■ Il tuo compito ■
Prosegui il testo sullo sviluppo urbano di Trieste, riportato qui sotto prima delle righe, partendo subito dopo la sua ultima frase.

Lezione belga di sviluppo urbano

Il Municipio triestino all’appuntamento organizzato dall’Ue

Piano nazionale Città (promosso dal Ministero delle Infrastrutture e Trasporti), Pisus-Piano di sviluppo urbano sostenibile (finanziato nell’ambito della programmazione europea Por Fesr 2007-20013), UseAct-Urban sustainable Environmental actions (finanziato dal Programma europeo di sviluppo urbano integrato Urbact II): sono questi alcuni dei tasselli della progettazione integrata che il Comune di Trieste sta costruendo con il supporto di finanziamenti nazionali ed europei. La partecipazione dell’assessore comunale alla Pianificazione urbana, Mobilità e Traffico, Progetti complessi, Elena Marchigiani, al seminario organizzato dalla rete di città europee aderenti al Programma Urbact, a Bruxelles nei giorni scorsi, costituisce una conferma del riconoscimento, da parte della Commissione Europea, della città di Trieste tra quelle meglio in grado di sviluppare visioni innovative per lo sviluppo sostenibile del territorio.

■ Materiale fornito ■
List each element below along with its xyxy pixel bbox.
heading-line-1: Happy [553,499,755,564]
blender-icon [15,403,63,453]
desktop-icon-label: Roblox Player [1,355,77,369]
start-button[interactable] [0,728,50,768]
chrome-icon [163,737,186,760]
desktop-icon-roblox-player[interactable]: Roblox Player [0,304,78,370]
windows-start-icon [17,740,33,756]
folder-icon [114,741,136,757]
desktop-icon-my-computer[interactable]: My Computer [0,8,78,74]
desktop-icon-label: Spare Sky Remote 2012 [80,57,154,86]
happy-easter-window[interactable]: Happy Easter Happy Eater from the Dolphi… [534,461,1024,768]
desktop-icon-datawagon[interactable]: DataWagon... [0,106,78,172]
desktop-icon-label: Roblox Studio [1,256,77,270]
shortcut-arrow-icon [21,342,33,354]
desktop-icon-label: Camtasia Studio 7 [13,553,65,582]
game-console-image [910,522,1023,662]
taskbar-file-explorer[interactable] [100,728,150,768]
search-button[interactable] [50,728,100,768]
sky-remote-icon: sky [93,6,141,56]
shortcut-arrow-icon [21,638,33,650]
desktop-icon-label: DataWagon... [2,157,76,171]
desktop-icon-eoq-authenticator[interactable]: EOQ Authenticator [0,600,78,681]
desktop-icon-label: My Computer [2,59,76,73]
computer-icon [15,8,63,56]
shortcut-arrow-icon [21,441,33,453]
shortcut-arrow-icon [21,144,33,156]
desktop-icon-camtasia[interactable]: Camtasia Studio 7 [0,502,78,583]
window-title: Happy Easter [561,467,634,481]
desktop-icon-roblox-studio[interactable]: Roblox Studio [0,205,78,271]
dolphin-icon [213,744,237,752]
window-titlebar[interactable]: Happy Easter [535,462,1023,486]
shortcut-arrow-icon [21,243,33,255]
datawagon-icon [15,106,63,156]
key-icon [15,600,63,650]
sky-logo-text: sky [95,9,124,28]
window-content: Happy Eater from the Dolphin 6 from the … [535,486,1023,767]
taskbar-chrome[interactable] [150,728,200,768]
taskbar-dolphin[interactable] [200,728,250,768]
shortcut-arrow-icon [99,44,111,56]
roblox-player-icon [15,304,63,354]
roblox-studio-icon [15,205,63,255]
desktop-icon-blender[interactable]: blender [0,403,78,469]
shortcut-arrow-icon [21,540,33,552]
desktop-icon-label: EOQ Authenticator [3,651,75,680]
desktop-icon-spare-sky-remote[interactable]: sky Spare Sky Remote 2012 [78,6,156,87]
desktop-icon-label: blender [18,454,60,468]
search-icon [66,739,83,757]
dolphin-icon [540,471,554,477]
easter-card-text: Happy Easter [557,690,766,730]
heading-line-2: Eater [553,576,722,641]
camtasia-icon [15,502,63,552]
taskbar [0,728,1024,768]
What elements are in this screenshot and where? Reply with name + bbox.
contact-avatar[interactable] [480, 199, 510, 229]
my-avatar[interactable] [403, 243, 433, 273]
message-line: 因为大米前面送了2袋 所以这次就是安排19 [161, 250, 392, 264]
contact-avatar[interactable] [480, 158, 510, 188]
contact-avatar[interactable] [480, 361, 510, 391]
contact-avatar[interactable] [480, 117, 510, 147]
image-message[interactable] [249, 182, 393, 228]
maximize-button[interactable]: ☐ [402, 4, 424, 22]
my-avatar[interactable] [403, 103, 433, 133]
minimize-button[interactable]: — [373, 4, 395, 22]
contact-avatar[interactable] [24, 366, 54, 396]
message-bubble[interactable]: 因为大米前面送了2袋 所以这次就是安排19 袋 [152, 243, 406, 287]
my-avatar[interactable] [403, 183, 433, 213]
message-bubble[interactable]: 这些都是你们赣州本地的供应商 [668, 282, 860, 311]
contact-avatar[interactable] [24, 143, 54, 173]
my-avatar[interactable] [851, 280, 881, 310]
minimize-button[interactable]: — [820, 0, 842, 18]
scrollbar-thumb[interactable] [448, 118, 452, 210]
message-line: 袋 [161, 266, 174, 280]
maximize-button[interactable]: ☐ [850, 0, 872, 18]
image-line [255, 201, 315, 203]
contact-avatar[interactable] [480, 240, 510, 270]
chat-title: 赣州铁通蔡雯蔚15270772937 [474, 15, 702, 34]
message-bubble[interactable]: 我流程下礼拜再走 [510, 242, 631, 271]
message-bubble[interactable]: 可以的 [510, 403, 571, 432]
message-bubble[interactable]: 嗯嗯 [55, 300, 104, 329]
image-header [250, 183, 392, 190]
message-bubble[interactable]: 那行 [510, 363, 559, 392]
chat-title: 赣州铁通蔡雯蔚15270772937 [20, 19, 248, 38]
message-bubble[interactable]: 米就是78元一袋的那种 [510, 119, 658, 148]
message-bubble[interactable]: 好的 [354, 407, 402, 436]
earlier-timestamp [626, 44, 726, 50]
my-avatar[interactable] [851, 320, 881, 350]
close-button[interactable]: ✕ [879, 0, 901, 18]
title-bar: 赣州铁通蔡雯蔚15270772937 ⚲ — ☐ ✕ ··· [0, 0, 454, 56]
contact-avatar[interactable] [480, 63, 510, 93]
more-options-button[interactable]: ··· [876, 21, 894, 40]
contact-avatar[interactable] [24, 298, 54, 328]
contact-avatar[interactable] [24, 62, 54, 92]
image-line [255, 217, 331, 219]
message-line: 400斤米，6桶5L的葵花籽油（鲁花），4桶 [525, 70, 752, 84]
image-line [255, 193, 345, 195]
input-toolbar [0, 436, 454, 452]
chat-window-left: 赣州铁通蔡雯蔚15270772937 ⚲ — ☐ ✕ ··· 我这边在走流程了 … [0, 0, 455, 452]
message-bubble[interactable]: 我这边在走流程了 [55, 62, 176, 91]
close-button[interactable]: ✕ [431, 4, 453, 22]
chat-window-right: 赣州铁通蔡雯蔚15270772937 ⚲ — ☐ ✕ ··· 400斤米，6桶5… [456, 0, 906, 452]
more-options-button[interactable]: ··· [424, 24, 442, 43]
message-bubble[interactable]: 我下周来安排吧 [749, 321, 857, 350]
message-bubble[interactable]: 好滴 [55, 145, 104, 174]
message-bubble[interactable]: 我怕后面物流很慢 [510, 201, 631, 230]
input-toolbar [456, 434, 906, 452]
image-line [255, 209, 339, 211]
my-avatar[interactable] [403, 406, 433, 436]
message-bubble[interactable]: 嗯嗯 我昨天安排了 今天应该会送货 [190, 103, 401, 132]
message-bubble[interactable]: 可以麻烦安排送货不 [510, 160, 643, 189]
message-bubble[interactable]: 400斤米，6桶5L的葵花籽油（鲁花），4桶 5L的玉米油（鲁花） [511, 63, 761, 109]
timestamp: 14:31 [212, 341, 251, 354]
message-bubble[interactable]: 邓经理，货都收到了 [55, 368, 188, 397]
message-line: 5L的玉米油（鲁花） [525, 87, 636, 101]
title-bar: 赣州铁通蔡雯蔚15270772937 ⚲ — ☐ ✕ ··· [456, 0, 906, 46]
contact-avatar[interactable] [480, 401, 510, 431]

■ Spazio risposta ■
Dal 2008 al Programma Urbact hanno aderito 500 città (da 29 Paesi): oggi sono attivi ben 15 progetti, per un totale di più di 500 enti e istituzioni partner. Tra di essi solo 30 sono stati scelti per partecipare al seminario in Belgio. Nel corso del seminario, esponenti della Commissione Europea, esperti provenienti da diverse città che già hanno sviluppato esperienze di successo, coordinatori del programma hanno illustrato agli amministratori i principi e i futuri orientamenti europei in tema di programmazione di azioni innovative per la riqualificazione urbana. L’obiettivo è quello di stabilire un rapporto più diretto tra Ue e città, soprattutto per quanto attiene ai programmi di riqualificazione urbana integrata. È proprio rispetto a questo orientamento che Trieste può candidarsi ad assumere il ruolo di contesto urbano pilota per la sperimentazione di nuovi progetti sostenuti dai fondi europei.